— STATED TASK —
Pictures within the data are to be left out; everything else must be reproduced exactly.

— DATA SECTION —
┌──
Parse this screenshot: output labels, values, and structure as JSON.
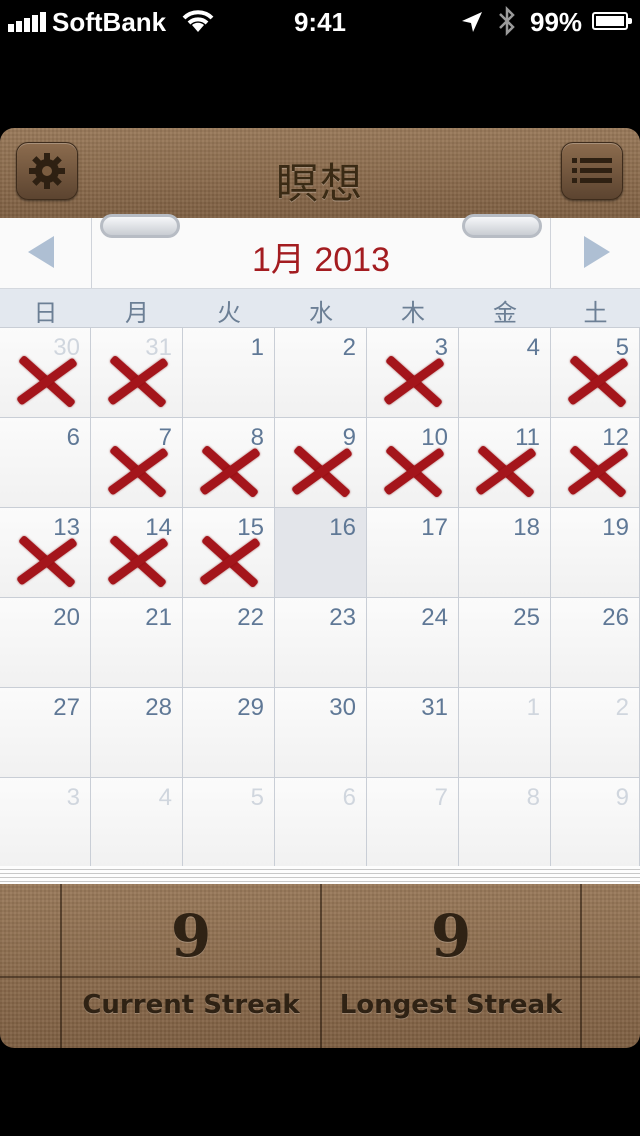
{
  "status_bar": {
    "carrier": "SoftBank",
    "time": "9:41",
    "battery": "99%",
    "icons": [
      "signal-icon",
      "wifi-icon",
      "location-icon",
      "bluetooth-icon",
      "battery-icon"
    ]
  },
  "header": {
    "title": "瞑想",
    "left_button": "settings-gear-icon",
    "right_button": "list-menu-icon"
  },
  "calendar": {
    "month_title": "1月 2013",
    "prev_icon": "left-triangle-icon",
    "next_icon": "right-triangle-icon",
    "weekdays": [
      "日",
      "月",
      "火",
      "水",
      "木",
      "金",
      "土"
    ],
    "weeks": [
      [
        {
          "d": "30",
          "other": true,
          "x": true
        },
        {
          "d": "31",
          "other": true,
          "x": true
        },
        {
          "d": "1"
        },
        {
          "d": "2"
        },
        {
          "d": "3",
          "x": true
        },
        {
          "d": "4"
        },
        {
          "d": "5",
          "x": true
        }
      ],
      [
        {
          "d": "6"
        },
        {
          "d": "7",
          "x": true
        },
        {
          "d": "8",
          "x": true
        },
        {
          "d": "9",
          "x": true
        },
        {
          "d": "10",
          "x": true
        },
        {
          "d": "11",
          "x": true
        },
        {
          "d": "12",
          "x": true
        }
      ],
      [
        {
          "d": "13",
          "x": true
        },
        {
          "d": "14",
          "x": true
        },
        {
          "d": "15",
          "x": true
        },
        {
          "d": "16",
          "today": true
        },
        {
          "d": "17"
        },
        {
          "d": "18"
        },
        {
          "d": "19"
        }
      ],
      [
        {
          "d": "20"
        },
        {
          "d": "21"
        },
        {
          "d": "22"
        },
        {
          "d": "23"
        },
        {
          "d": "24"
        },
        {
          "d": "25"
        },
        {
          "d": "26"
        }
      ],
      [
        {
          "d": "27"
        },
        {
          "d": "28"
        },
        {
          "d": "29"
        },
        {
          "d": "30"
        },
        {
          "d": "31"
        },
        {
          "d": "1",
          "other": true
        },
        {
          "d": "2",
          "other": true
        }
      ],
      [
        {
          "d": "3",
          "other": true
        },
        {
          "d": "4",
          "other": true
        },
        {
          "d": "5",
          "other": true
        },
        {
          "d": "6",
          "other": true
        },
        {
          "d": "7",
          "other": true
        },
        {
          "d": "8",
          "other": true
        },
        {
          "d": "9",
          "other": true
        }
      ]
    ],
    "colors": {
      "mark": "#a4151b",
      "month_title": "#a31c20",
      "day_number": "#5f7896"
    }
  },
  "streaks": {
    "current_value": "9",
    "current_label": "Current Streak",
    "longest_value": "9",
    "longest_label": "Longest Streak"
  }
}
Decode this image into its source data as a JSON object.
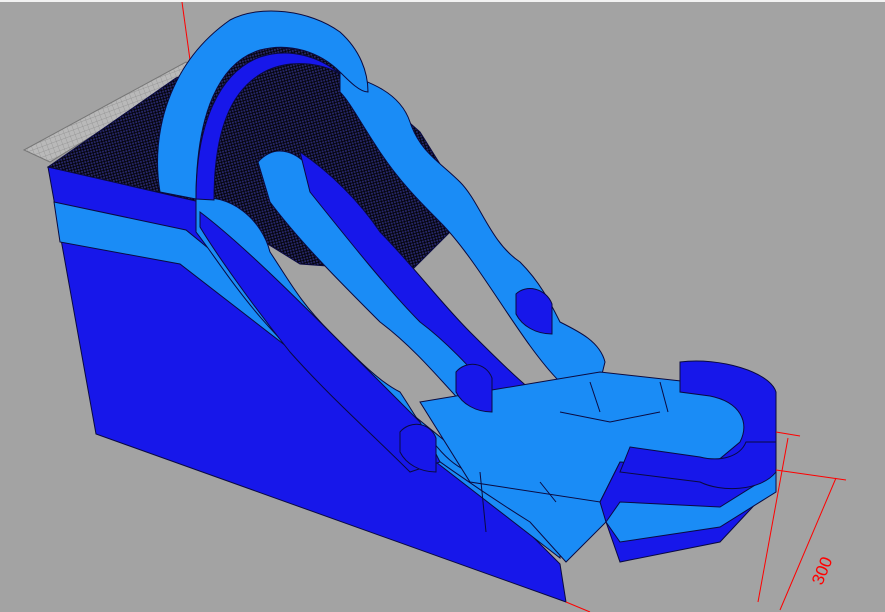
{
  "viewport": {
    "background": "#a3a3a3"
  },
  "model": {
    "name": "",
    "colors": {
      "dark_blue": "#1717ea",
      "light_blue": "#1a8cf6",
      "edge": "#0a0a40",
      "mesh": "#000000",
      "ground_mesh": "#c4c4c4",
      "dimension": "#ff0000"
    }
  },
  "dimension": {
    "value_text": "300"
  }
}
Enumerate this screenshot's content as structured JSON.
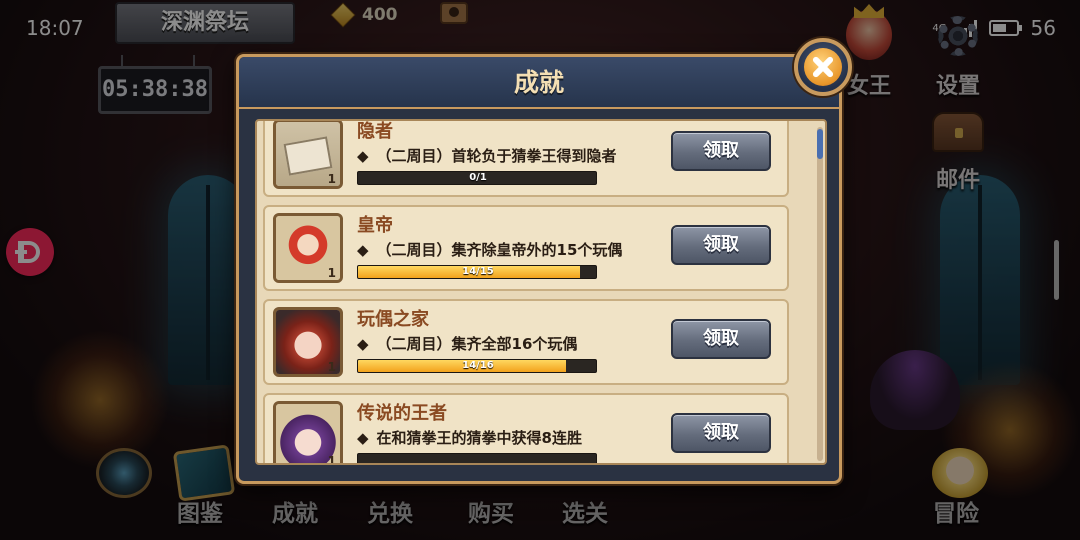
{
  "status_bar": {
    "time": "18:07",
    "network": "4G",
    "battery": "56"
  },
  "hud": {
    "location": "深渊祭坛",
    "timer": "05:38:38",
    "currency_value": "400",
    "queen_label": "女王",
    "settings_label": "设置",
    "mail_label": "邮件"
  },
  "dialog": {
    "title": "成就",
    "items": [
      {
        "title": "隐者",
        "description": "（二周目）首轮负于猜拳王得到隐者",
        "progress_text": "0/1",
        "progress": 0.0,
        "count": "1",
        "claim_label": "领取"
      },
      {
        "title": "皇帝",
        "description": "（二周目）集齐除皇帝外的15个玩偶",
        "progress_text": "14/15",
        "progress": 0.933,
        "count": "1",
        "claim_label": "领取"
      },
      {
        "title": "玩偶之家",
        "description": "（二周目）集齐全部16个玩偶",
        "progress_text": "14/16",
        "progress": 0.875,
        "count": "1",
        "claim_label": "领取"
      },
      {
        "title": "传说的王者",
        "description": "在和猜拳王的猜拳中获得8连胜",
        "progress_text": "",
        "progress": 0.0,
        "count": "1",
        "claim_label": "领取"
      }
    ]
  },
  "bottom_nav": {
    "items": [
      {
        "label": "图鉴"
      },
      {
        "label": "成就"
      },
      {
        "label": "兑换"
      },
      {
        "label": "购买"
      },
      {
        "label": "选关"
      },
      {
        "label": "冒险"
      }
    ]
  },
  "colors": {
    "accent_gold": "#c89a5e",
    "progress_fill": "#f2a21c",
    "badge": "#ff2a5e"
  }
}
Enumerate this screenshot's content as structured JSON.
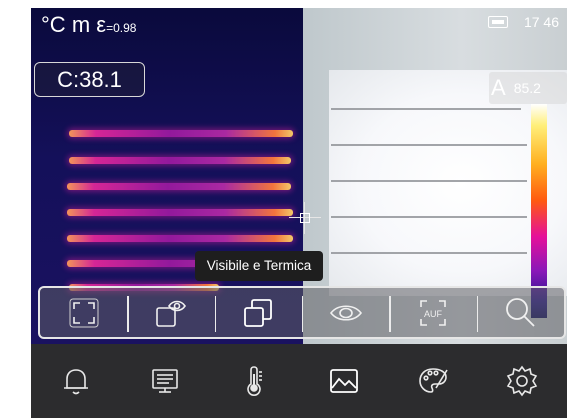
{
  "status_bar": {
    "temp_unit": "°C",
    "distance_unit": "m",
    "emissivity_symbol": "ε",
    "emissivity_value": "=0.98",
    "time": "17 46"
  },
  "measurement": {
    "center_label": "C:38.1"
  },
  "scale": {
    "mode": "A",
    "max_value": "85.2"
  },
  "tooltip": {
    "text": "Visibile e Termica"
  },
  "toolbar": {
    "tools": [
      {
        "name": "full-frame",
        "icon": "frame-corners-icon"
      },
      {
        "name": "picture-in-picture",
        "icon": "pip-eye-icon"
      },
      {
        "name": "visible-and-thermal",
        "icon": "overlap-squares-icon"
      },
      {
        "name": "visible-only",
        "icon": "eye-icon"
      },
      {
        "name": "auto-focus",
        "icon": "auf-icon",
        "label": "AUF"
      },
      {
        "name": "zoom",
        "icon": "magnifier-icon"
      }
    ]
  },
  "navbar": {
    "items": [
      {
        "name": "alarm",
        "icon": "bell-icon"
      },
      {
        "name": "display",
        "icon": "monitor-icon"
      },
      {
        "name": "temperature",
        "icon": "thermometer-icon"
      },
      {
        "name": "image",
        "icon": "image-icon"
      },
      {
        "name": "palette",
        "icon": "palette-icon"
      },
      {
        "name": "settings",
        "icon": "gear-icon"
      }
    ]
  },
  "colors": {
    "toolbar_border": "#e6e6e6",
    "nav_bg": "#2c2c2e",
    "thermal_bg": "#14105a"
  }
}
└──
— OUTPUT BELOW —
Parse this screenshot: output labels, values, and structure as JSON.
{
  "status_bar": {
    "carrier": "SoftBank",
    "time": "9:41",
    "battery": "99%",
    "icons": [
      "signal-icon",
      "wifi-icon",
      "location-icon",
      "bluetooth-icon",
      "battery-icon"
    ]
  },
  "header": {
    "title": "瞑想",
    "left_button": "settings-gear-icon",
    "right_button": "list-menu-icon"
  },
  "calendar": {
    "month_title": "1月 2013",
    "prev_icon": "left-triangle-icon",
    "next_icon": "right-triangle-icon",
    "weekdays": [
      "日",
      "月",
      "火",
      "水",
      "木",
      "金",
      "土"
    ],
    "weeks": [
      [
        {
          "d": "30",
          "other": true,
          "x": true
        },
        {
          "d": "31",
          "other": true,
          "x": true
        },
        {
          "d": "1"
        },
        {
          "d": "2"
        },
        {
          "d": "3",
          "x": true
        },
        {
          "d": "4"
        },
        {
          "d": "5",
          "x": true
        }
      ],
      [
        {
          "d": "6"
        },
        {
          "d": "7",
          "x": true
        },
        {
          "d": "8",
          "x": true
        },
        {
          "d": "9",
          "x": true
        },
        {
          "d": "10",
          "x": true
        },
        {
          "d": "11",
          "x": true
        },
        {
          "d": "12",
          "x": true
        }
      ],
      [
        {
          "d": "13",
          "x": true
        },
        {
          "d": "14",
          "x": true
        },
        {
          "d": "15",
          "x": true
        },
        {
          "d": "16",
          "today": true
        },
        {
          "d": "17"
        },
        {
          "d": "18"
        },
        {
          "d": "19"
        }
      ],
      [
        {
          "d": "20"
        },
        {
          "d": "21"
        },
        {
          "d": "22"
        },
        {
          "d": "23"
        },
        {
          "d": "24"
        },
        {
          "d": "25"
        },
        {
          "d": "26"
        }
      ],
      [
        {
          "d": "27"
        },
        {
          "d": "28"
        },
        {
          "d": "29"
        },
        {
          "d": "30"
        },
        {
          "d": "31"
        },
        {
          "d": "1",
          "other": true
        },
        {
          "d": "2",
          "other": true
        }
      ],
      [
        {
          "d": "3",
          "other": true
        },
        {
          "d": "4",
          "other": true
        },
        {
          "d": "5",
          "other": true
        },
        {
          "d": "6",
          "other": true
        },
        {
          "d": "7",
          "other": true
        },
        {
          "d": "8",
          "other": true
        },
        {
          "d": "9",
          "other": true
        }
      ]
    ],
    "colors": {
      "mark": "#a4151b",
      "month_title": "#a31c20",
      "day_number": "#5f7896"
    }
  },
  "streaks": {
    "current_value": "9",
    "current_label": "Current Streak",
    "longest_value": "9",
    "longest_label": "Longest Streak"
  }
}
Decode this image into its source data as a JSON object.
{
  "viewport": {
    "background": "#a3a3a3"
  },
  "model": {
    "name": "",
    "colors": {
      "dark_blue": "#1717ea",
      "light_blue": "#1a8cf6",
      "edge": "#0a0a40",
      "mesh": "#000000",
      "ground_mesh": "#c4c4c4",
      "dimension": "#ff0000"
    }
  },
  "dimension": {
    "value_text": "300"
  }
}
Enumerate this screenshot's content as structured JSON.
{
  "status_bar": {
    "time": "18:07",
    "network": "4G",
    "battery": "56"
  },
  "hud": {
    "location": "深渊祭坛",
    "timer": "05:38:38",
    "currency_value": "400",
    "queen_label": "女王",
    "settings_label": "设置",
    "mail_label": "邮件"
  },
  "dialog": {
    "title": "成就",
    "items": [
      {
        "title": "隐者",
        "description": "（二周目）首轮负于猜拳王得到隐者",
        "progress_text": "0/1",
        "progress": 0.0,
        "count": "1",
        "claim_label": "领取"
      },
      {
        "title": "皇帝",
        "description": "（二周目）集齐除皇帝外的15个玩偶",
        "progress_text": "14/15",
        "progress": 0.933,
        "count": "1",
        "claim_label": "领取"
      },
      {
        "title": "玩偶之家",
        "description": "（二周目）集齐全部16个玩偶",
        "progress_text": "14/16",
        "progress": 0.875,
        "count": "1",
        "claim_label": "领取"
      },
      {
        "title": "传说的王者",
        "description": "在和猜拳王的猜拳中获得8连胜",
        "progress_text": "",
        "progress": 0.0,
        "count": "1",
        "claim_label": "领取"
      }
    ]
  },
  "bottom_nav": {
    "items": [
      {
        "label": "图鉴"
      },
      {
        "label": "成就"
      },
      {
        "label": "兑换"
      },
      {
        "label": "购买"
      },
      {
        "label": "选关"
      },
      {
        "label": "冒险"
      }
    ]
  },
  "colors": {
    "accent_gold": "#c89a5e",
    "progress_fill": "#f2a21c",
    "badge": "#ff2a5e"
  }
}
Enumerate this screenshot's content as structured JSON.
{
  "status_bar": {
    "temp_unit": "°C",
    "distance_unit": "m",
    "emissivity_symbol": "ε",
    "emissivity_value": "=0.98",
    "time": "17 46"
  },
  "measurement": {
    "center_label": "C:38.1"
  },
  "scale": {
    "mode": "A",
    "max_value": "85.2"
  },
  "tooltip": {
    "text": "Visibile e Termica"
  },
  "toolbar": {
    "tools": [
      {
        "name": "full-frame",
        "icon": "frame-corners-icon"
      },
      {
        "name": "picture-in-picture",
        "icon": "pip-eye-icon"
      },
      {
        "name": "visible-and-thermal",
        "icon": "overlap-squares-icon"
      },
      {
        "name": "visible-only",
        "icon": "eye-icon"
      },
      {
        "name": "auto-focus",
        "icon": "auf-icon",
        "label": "AUF"
      },
      {
        "name": "zoom",
        "icon": "magnifier-icon"
      }
    ]
  },
  "navbar": {
    "items": [
      {
        "name": "alarm",
        "icon": "bell-icon"
      },
      {
        "name": "display",
        "icon": "monitor-icon"
      },
      {
        "name": "temperature",
        "icon": "thermometer-icon"
      },
      {
        "name": "image",
        "icon": "image-icon"
      },
      {
        "name": "palette",
        "icon": "palette-icon"
      },
      {
        "name": "settings",
        "icon": "gear-icon"
      }
    ]
  },
  "colors": {
    "toolbar_border": "#e6e6e6",
    "nav_bg": "#2c2c2e",
    "thermal_bg": "#14105a"
  }
}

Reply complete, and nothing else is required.